_Work required_
Copy out each line of the material below with no changes.

[Figure content listings]
-- begin --

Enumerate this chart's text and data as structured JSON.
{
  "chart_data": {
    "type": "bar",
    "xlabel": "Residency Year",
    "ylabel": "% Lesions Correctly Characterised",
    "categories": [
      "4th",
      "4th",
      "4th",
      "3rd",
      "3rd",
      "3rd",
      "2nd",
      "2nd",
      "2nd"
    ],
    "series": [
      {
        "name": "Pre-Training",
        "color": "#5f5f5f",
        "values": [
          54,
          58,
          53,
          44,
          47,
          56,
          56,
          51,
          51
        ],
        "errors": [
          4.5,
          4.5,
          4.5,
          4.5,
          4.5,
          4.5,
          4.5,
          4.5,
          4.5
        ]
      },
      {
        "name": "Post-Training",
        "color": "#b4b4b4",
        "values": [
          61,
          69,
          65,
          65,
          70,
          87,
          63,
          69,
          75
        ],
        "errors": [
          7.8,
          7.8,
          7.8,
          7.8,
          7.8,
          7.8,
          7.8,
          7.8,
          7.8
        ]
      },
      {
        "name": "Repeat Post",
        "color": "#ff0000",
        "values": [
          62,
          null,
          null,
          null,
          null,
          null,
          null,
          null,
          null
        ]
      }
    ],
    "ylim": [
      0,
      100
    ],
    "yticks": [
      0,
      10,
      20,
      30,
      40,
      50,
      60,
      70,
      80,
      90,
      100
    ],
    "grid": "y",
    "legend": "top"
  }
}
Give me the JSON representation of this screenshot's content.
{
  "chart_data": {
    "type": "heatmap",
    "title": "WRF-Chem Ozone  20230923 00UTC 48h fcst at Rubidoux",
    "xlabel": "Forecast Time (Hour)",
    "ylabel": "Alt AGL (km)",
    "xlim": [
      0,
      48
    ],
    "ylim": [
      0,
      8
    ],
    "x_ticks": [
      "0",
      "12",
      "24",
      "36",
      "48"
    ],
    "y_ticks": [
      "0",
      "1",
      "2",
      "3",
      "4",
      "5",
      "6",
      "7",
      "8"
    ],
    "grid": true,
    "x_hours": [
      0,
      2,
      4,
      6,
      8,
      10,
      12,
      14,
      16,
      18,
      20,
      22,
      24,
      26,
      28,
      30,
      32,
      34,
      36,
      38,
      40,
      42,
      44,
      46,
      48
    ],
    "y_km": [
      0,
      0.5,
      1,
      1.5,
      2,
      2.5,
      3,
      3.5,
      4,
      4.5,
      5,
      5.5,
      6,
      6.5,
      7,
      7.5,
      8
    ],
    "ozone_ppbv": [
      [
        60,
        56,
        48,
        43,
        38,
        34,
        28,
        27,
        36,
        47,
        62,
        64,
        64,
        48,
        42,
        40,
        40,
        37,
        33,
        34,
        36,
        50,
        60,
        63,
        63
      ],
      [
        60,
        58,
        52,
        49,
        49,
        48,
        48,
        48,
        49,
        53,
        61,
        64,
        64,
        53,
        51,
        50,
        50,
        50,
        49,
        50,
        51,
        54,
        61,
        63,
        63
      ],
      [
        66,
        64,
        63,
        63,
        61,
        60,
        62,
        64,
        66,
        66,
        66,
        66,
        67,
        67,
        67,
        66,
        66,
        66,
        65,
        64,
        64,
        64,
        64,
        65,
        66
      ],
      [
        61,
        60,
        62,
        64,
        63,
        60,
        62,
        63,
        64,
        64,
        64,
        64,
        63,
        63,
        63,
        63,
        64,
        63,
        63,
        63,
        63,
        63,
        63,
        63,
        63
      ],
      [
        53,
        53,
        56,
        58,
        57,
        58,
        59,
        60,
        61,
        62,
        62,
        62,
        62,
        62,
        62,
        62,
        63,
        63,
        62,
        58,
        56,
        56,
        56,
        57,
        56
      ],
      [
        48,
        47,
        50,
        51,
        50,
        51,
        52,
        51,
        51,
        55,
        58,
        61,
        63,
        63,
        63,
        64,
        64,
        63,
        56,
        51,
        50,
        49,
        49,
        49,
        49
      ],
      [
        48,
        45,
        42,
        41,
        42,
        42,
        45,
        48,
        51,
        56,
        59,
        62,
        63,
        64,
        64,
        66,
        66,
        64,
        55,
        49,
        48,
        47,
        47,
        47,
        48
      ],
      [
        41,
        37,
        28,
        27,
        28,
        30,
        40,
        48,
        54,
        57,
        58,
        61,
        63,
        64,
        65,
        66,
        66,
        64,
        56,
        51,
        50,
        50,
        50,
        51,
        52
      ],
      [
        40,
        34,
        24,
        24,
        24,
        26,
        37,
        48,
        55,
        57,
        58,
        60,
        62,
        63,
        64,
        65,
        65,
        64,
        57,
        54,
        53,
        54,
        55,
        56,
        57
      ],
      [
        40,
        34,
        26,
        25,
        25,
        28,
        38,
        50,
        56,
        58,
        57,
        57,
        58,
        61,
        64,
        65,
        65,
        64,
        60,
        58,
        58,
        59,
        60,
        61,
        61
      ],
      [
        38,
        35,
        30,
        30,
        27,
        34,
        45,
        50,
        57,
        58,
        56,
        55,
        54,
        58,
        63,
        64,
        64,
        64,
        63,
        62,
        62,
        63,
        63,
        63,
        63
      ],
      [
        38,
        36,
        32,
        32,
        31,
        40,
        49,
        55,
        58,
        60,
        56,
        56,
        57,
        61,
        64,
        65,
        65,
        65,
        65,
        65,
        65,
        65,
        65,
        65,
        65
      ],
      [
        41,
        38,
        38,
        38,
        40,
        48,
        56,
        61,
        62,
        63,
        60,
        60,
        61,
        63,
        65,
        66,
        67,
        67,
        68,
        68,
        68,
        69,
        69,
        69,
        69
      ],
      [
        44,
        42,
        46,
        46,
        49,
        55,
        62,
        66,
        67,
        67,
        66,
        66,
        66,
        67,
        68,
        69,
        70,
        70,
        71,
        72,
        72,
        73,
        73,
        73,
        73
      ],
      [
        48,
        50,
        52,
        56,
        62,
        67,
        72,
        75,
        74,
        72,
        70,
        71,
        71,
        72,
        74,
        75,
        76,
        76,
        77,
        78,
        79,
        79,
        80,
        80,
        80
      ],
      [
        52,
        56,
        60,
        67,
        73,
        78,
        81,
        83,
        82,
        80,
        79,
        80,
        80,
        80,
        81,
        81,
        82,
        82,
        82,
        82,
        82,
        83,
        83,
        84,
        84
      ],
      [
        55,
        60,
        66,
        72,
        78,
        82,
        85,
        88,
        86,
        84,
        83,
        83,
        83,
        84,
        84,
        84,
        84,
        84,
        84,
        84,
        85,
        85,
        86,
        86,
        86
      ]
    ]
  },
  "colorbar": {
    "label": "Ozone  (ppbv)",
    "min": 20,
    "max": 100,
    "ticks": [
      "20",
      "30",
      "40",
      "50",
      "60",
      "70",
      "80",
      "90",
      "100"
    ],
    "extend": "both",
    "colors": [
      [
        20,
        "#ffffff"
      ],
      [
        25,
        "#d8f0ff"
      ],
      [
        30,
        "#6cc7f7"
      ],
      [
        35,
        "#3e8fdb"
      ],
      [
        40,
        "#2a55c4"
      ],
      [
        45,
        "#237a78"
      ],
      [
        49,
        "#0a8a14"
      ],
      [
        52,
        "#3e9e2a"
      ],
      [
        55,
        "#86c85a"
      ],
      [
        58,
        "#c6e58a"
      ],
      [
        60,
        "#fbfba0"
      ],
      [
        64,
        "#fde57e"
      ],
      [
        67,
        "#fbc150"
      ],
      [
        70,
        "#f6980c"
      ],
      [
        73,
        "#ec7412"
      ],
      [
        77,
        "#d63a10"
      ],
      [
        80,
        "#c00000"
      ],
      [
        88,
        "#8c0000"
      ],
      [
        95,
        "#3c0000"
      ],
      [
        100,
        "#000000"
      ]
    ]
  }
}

-- end --

_Exercise output_
Enumerate this chart's text and data as structured JSON.
{
  "chart_data": {
    "type": "bar",
    "xlabel": "Residency Year",
    "ylabel": "% Lesions Correctly Characterised",
    "categories": [
      "4th",
      "4th",
      "4th",
      "3rd",
      "3rd",
      "3rd",
      "2nd",
      "2nd",
      "2nd"
    ],
    "series": [
      {
        "name": "Pre-Training",
        "color": "#5f5f5f",
        "values": [
          54,
          58,
          53,
          44,
          47,
          56,
          56,
          51,
          51
        ],
        "errors": [
          4.5,
          4.5,
          4.5,
          4.5,
          4.5,
          4.5,
          4.5,
          4.5,
          4.5
        ]
      },
      {
        "name": "Post-Training",
        "color": "#b4b4b4",
        "values": [
          61,
          69,
          65,
          65,
          70,
          87,
          63,
          69,
          75
        ],
        "errors": [
          7.8,
          7.8,
          7.8,
          7.8,
          7.8,
          7.8,
          7.8,
          7.8,
          7.8
        ]
      },
      {
        "name": "Repeat Post",
        "color": "#ff0000",
        "values": [
          62,
          null,
          null,
          null,
          null,
          null,
          null,
          null,
          null
        ]
      }
    ],
    "ylim": [
      0,
      100
    ],
    "yticks": [
      0,
      10,
      20,
      30,
      40,
      50,
      60,
      70,
      80,
      90,
      100
    ],
    "grid": "y",
    "legend": "top"
  }
}
Give me the JSON representation of this screenshot's content.
{
  "chart_data": {
    "type": "heatmap",
    "title": "WRF-Chem Ozone  20230923 00UTC 48h fcst at Rubidoux",
    "xlabel": "Forecast Time (Hour)",
    "ylabel": "Alt AGL (km)",
    "xlim": [
      0,
      48
    ],
    "ylim": [
      0,
      8
    ],
    "x_ticks": [
      "0",
      "12",
      "24",
      "36",
      "48"
    ],
    "y_ticks": [
      "0",
      "1",
      "2",
      "3",
      "4",
      "5",
      "6",
      "7",
      "8"
    ],
    "grid": true,
    "x_hours": [
      0,
      2,
      4,
      6,
      8,
      10,
      12,
      14,
      16,
      18,
      20,
      22,
      24,
      26,
      28,
      30,
      32,
      34,
      36,
      38,
      40,
      42,
      44,
      46,
      48
    ],
    "y_km": [
      0,
      0.5,
      1,
      1.5,
      2,
      2.5,
      3,
      3.5,
      4,
      4.5,
      5,
      5.5,
      6,
      6.5,
      7,
      7.5,
      8
    ],
    "ozone_ppbv": [
      [
        60,
        56,
        48,
        43,
        38,
        34,
        28,
        27,
        36,
        47,
        62,
        64,
        64,
        48,
        42,
        40,
        40,
        37,
        33,
        34,
        36,
        50,
        60,
        63,
        63
      ],
      [
        60,
        58,
        52,
        49,
        49,
        48,
        48,
        48,
        49,
        53,
        61,
        64,
        64,
        53,
        51,
        50,
        50,
        50,
        49,
        50,
        51,
        54,
        61,
        63,
        63
      ],
      [
        66,
        64,
        63,
        63,
        61,
        60,
        62,
        64,
        66,
        66,
        66,
        66,
        67,
        67,
        67,
        66,
        66,
        66,
        65,
        64,
        64,
        64,
        64,
        65,
        66
      ],
      [
        61,
        60,
        62,
        64,
        63,
        60,
        62,
        63,
        64,
        64,
        64,
        64,
        63,
        63,
        63,
        63,
        64,
        63,
        63,
        63,
        63,
        63,
        63,
        63,
        63
      ],
      [
        53,
        53,
        56,
        58,
        57,
        58,
        59,
        60,
        61,
        62,
        62,
        62,
        62,
        62,
        62,
        62,
        63,
        63,
        62,
        58,
        56,
        56,
        56,
        57,
        56
      ],
      [
        48,
        47,
        50,
        51,
        50,
        51,
        52,
        51,
        51,
        55,
        58,
        61,
        63,
        63,
        63,
        64,
        64,
        63,
        56,
        51,
        50,
        49,
        49,
        49,
        49
      ],
      [
        48,
        45,
        42,
        41,
        42,
        42,
        45,
        48,
        51,
        56,
        59,
        62,
        63,
        64,
        64,
        66,
        66,
        64,
        55,
        49,
        48,
        47,
        47,
        47,
        48
      ],
      [
        41,
        37,
        28,
        27,
        28,
        30,
        40,
        48,
        54,
        57,
        58,
        61,
        63,
        64,
        65,
        66,
        66,
        64,
        56,
        51,
        50,
        50,
        50,
        51,
        52
      ],
      [
        40,
        34,
        24,
        24,
        24,
        26,
        37,
        48,
        55,
        57,
        58,
        60,
        62,
        63,
        64,
        65,
        65,
        64,
        57,
        54,
        53,
        54,
        55,
        56,
        57
      ],
      [
        40,
        34,
        26,
        25,
        25,
        28,
        38,
        50,
        56,
        58,
        57,
        57,
        58,
        61,
        64,
        65,
        65,
        64,
        60,
        58,
        58,
        59,
        60,
        61,
        61
      ],
      [
        38,
        35,
        30,
        30,
        27,
        34,
        45,
        50,
        57,
        58,
        56,
        55,
        54,
        58,
        63,
        64,
        64,
        64,
        63,
        62,
        62,
        63,
        63,
        63,
        63
      ],
      [
        38,
        36,
        32,
        32,
        31,
        40,
        49,
        55,
        58,
        60,
        56,
        56,
        57,
        61,
        64,
        65,
        65,
        65,
        65,
        65,
        65,
        65,
        65,
        65,
        65
      ],
      [
        41,
        38,
        38,
        38,
        40,
        48,
        56,
        61,
        62,
        63,
        60,
        60,
        61,
        63,
        65,
        66,
        67,
        67,
        68,
        68,
        68,
        69,
        69,
        69,
        69
      ],
      [
        44,
        42,
        46,
        46,
        49,
        55,
        62,
        66,
        67,
        67,
        66,
        66,
        66,
        67,
        68,
        69,
        70,
        70,
        71,
        72,
        72,
        73,
        73,
        73,
        73
      ],
      [
        48,
        50,
        52,
        56,
        62,
        67,
        72,
        75,
        74,
        72,
        70,
        71,
        71,
        72,
        74,
        75,
        76,
        76,
        77,
        78,
        79,
        79,
        80,
        80,
        80
      ],
      [
        52,
        56,
        60,
        67,
        73,
        78,
        81,
        83,
        82,
        80,
        79,
        80,
        80,
        80,
        81,
        81,
        82,
        82,
        82,
        82,
        82,
        83,
        83,
        84,
        84
      ],
      [
        55,
        60,
        66,
        72,
        78,
        82,
        85,
        88,
        86,
        84,
        83,
        83,
        83,
        84,
        84,
        84,
        84,
        84,
        84,
        84,
        85,
        85,
        86,
        86,
        86
      ]
    ]
  },
  "colorbar": {
    "label": "Ozone  (ppbv)",
    "min": 20,
    "max": 100,
    "ticks": [
      "20",
      "30",
      "40",
      "50",
      "60",
      "70",
      "80",
      "90",
      "100"
    ],
    "extend": "both",
    "colors": [
      [
        20,
        "#ffffff"
      ],
      [
        25,
        "#d8f0ff"
      ],
      [
        30,
        "#6cc7f7"
      ],
      [
        35,
        "#3e8fdb"
      ],
      [
        40,
        "#2a55c4"
      ],
      [
        45,
        "#237a78"
      ],
      [
        49,
        "#0a8a14"
      ],
      [
        52,
        "#3e9e2a"
      ],
      [
        55,
        "#86c85a"
      ],
      [
        58,
        "#c6e58a"
      ],
      [
        60,
        "#fbfba0"
      ],
      [
        64,
        "#fde57e"
      ],
      [
        67,
        "#fbc150"
      ],
      [
        70,
        "#f6980c"
      ],
      [
        73,
        "#ec7412"
      ],
      [
        77,
        "#d63a10"
      ],
      [
        80,
        "#c00000"
      ],
      [
        88,
        "#8c0000"
      ],
      [
        95,
        "#3c0000"
      ],
      [
        100,
        "#000000"
      ]
    ]
  }
}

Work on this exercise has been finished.